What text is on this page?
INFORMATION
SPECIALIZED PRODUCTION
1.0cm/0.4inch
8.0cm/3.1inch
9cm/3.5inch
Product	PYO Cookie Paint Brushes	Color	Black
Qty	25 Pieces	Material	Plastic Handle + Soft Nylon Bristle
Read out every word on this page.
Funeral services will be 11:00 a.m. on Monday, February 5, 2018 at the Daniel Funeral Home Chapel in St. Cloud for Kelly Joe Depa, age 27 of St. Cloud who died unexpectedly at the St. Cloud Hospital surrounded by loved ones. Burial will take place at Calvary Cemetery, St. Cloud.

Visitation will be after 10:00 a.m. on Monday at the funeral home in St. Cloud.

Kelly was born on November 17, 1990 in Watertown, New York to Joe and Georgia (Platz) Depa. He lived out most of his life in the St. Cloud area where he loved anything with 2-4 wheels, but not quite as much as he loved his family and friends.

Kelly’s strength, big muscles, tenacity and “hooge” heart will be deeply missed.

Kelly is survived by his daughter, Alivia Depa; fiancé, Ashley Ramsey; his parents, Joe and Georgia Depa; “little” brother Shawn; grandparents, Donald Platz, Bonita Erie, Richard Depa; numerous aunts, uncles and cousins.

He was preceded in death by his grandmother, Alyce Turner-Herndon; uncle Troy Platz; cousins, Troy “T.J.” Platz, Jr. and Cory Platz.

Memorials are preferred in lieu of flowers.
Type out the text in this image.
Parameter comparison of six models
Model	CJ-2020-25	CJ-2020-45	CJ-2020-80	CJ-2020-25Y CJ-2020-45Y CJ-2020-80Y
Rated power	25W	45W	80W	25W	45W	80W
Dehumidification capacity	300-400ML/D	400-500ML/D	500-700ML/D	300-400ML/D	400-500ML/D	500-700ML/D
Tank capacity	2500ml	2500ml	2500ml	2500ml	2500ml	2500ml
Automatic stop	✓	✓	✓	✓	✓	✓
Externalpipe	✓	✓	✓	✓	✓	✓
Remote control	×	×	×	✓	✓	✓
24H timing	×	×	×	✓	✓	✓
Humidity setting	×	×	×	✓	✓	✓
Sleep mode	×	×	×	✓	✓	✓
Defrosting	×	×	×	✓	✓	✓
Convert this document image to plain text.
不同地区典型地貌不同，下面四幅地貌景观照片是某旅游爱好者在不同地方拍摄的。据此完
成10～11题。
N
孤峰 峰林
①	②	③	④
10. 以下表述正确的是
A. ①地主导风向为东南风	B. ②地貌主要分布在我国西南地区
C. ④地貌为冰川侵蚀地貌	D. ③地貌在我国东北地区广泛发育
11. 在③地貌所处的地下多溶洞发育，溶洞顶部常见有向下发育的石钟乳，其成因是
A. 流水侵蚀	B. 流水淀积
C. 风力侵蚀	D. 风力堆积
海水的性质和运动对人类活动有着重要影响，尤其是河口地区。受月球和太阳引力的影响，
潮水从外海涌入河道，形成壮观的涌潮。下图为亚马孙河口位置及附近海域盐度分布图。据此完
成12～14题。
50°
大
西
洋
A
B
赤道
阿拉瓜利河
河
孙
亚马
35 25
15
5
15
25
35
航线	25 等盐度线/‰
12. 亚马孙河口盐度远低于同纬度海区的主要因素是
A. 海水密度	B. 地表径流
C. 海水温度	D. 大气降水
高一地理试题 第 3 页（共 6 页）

Work to do:
Go through the entries and repeat each one exactly.

Answer:
What text is on this page?
INFORMATION
SPECIALIZED PRODUCTION
1.0cm/0.4inch
8.0cm/3.1inch
9cm/3.5inch
Product	PYO Cookie Paint Brushes	Color	Black
Qty	25 Pieces	Material	Plastic Handle + Soft Nylon Bristle
Read out every word on this page.
Funeral services will be 11:00 a.m. on Monday, February 5, 2018 at the Daniel Funeral Home Chapel in St. Cloud for Kelly Joe Depa, age 27 of St. Cloud who died unexpectedly at the St. Cloud Hospital surrounded by loved ones. Burial will take place at Calvary Cemetery, St. Cloud.

Visitation will be after 10:00 a.m. on Monday at the funeral home in St. Cloud.

Kelly was born on November 17, 1990 in Watertown, New York to Joe and Georgia (Platz) Depa. He lived out most of his life in the St. Cloud area where he loved anything with 2-4 wheels, but not quite as much as he loved his family and friends.

Kelly’s strength, big muscles, tenacity and “hooge” heart will be deeply missed.

Kelly is survived by his daughter, Alivia Depa; fiancé, Ashley Ramsey; his parents, Joe and Georgia Depa; “little” brother Shawn; grandparents, Donald Platz, Bonita Erie, Richard Depa; numerous aunts, uncles and cousins.

He was preceded in death by his grandmother, Alyce Turner-Herndon; uncle Troy Platz; cousins, Troy “T.J.” Platz, Jr. and Cory Platz.

Memorials are preferred in lieu of flowers.
Type out the text in this image.
Parameter comparison of six models
Model	CJ-2020-25	CJ-2020-45	CJ-2020-80	CJ-2020-25Y CJ-2020-45Y CJ-2020-80Y
Rated power	25W	45W	80W	25W	45W	80W
Dehumidification capacity	300-400ML/D	400-500ML/D	500-700ML/D	300-400ML/D	400-500ML/D	500-700ML/D
Tank capacity	2500ml	2500ml	2500ml	2500ml	2500ml	2500ml
Automatic stop	✓	✓	✓	✓	✓	✓
Externalpipe	✓	✓	✓	✓	✓	✓
Remote control	×	×	×	✓	✓	✓
24H timing	×	×	×	✓	✓	✓
Humidity setting	×	×	×	✓	✓	✓
Sleep mode	×	×	×	✓	✓	✓
Defrosting	×	×	×	✓	✓	✓
Convert this document image to plain text.
不同地区典型地貌不同，下面四幅地貌景观照片是某旅游爱好者在不同地方拍摄的。据此完
成10～11题。
N
孤峰 峰林
①	②	③	④
10. 以下表述正确的是
A. ①地主导风向为东南风	B. ②地貌主要分布在我国西南地区
C. ④地貌为冰川侵蚀地貌	D. ③地貌在我国东北地区广泛发育
11. 在③地貌所处的地下多溶洞发育，溶洞顶部常见有向下发育的石钟乳，其成因是
A. 流水侵蚀	B. 流水淀积
C. 风力侵蚀	D. 风力堆积
海水的性质和运动对人类活动有着重要影响，尤其是河口地区。受月球和太阳引力的影响，
潮水从外海涌入河道，形成壮观的涌潮。下图为亚马孙河口位置及附近海域盐度分布图。据此完
成12～14题。
50°
大
西
洋
A
B
赤道
阿拉瓜利河
河
孙
亚马
35 25
15
5
15
25
35
航线	25 等盐度线/‰
12. 亚马孙河口盐度远低于同纬度海区的主要因素是
A. 海水密度	B. 地表径流
C. 海水温度	D. 大气降水
高一地理试题 第 3 页（共 6 页）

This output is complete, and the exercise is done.